** START RECORD LIST **

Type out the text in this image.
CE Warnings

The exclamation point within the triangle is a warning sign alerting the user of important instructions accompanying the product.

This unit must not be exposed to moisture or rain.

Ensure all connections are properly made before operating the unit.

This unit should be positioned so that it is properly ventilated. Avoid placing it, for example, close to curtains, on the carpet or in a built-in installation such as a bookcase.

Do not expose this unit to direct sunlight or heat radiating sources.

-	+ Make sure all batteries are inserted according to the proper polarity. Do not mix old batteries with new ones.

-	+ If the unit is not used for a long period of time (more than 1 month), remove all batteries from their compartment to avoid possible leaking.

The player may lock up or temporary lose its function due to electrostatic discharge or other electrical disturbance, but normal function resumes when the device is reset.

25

** END RECORD LIST **

WRITTEN INSTRUCTION: Output the complete data exactly as written.

COMPLETE ANSWER:
Type out the text in this image.
CE Warnings

The exclamation point within the triangle is a warning sign alerting the user of important instructions accompanying the product.

This unit must not be exposed to moisture or rain.

Ensure all connections are properly made before operating the unit.

This unit should be positioned so that it is properly ventilated. Avoid placing it, for example, close to curtains, on the carpet or in a built-in installation such as a bookcase.

Do not expose this unit to direct sunlight or heat radiating sources.

-	+ Make sure all batteries are inserted according to the proper polarity. Do not mix old batteries with new ones.

-	+ If the unit is not used for a long period of time (more than 1 month), remove all batteries from their compartment to avoid possible leaking.

The player may lock up or temporary lose its function due to electrostatic discharge or other electrical disturbance, but normal function resumes when the device is reset.

25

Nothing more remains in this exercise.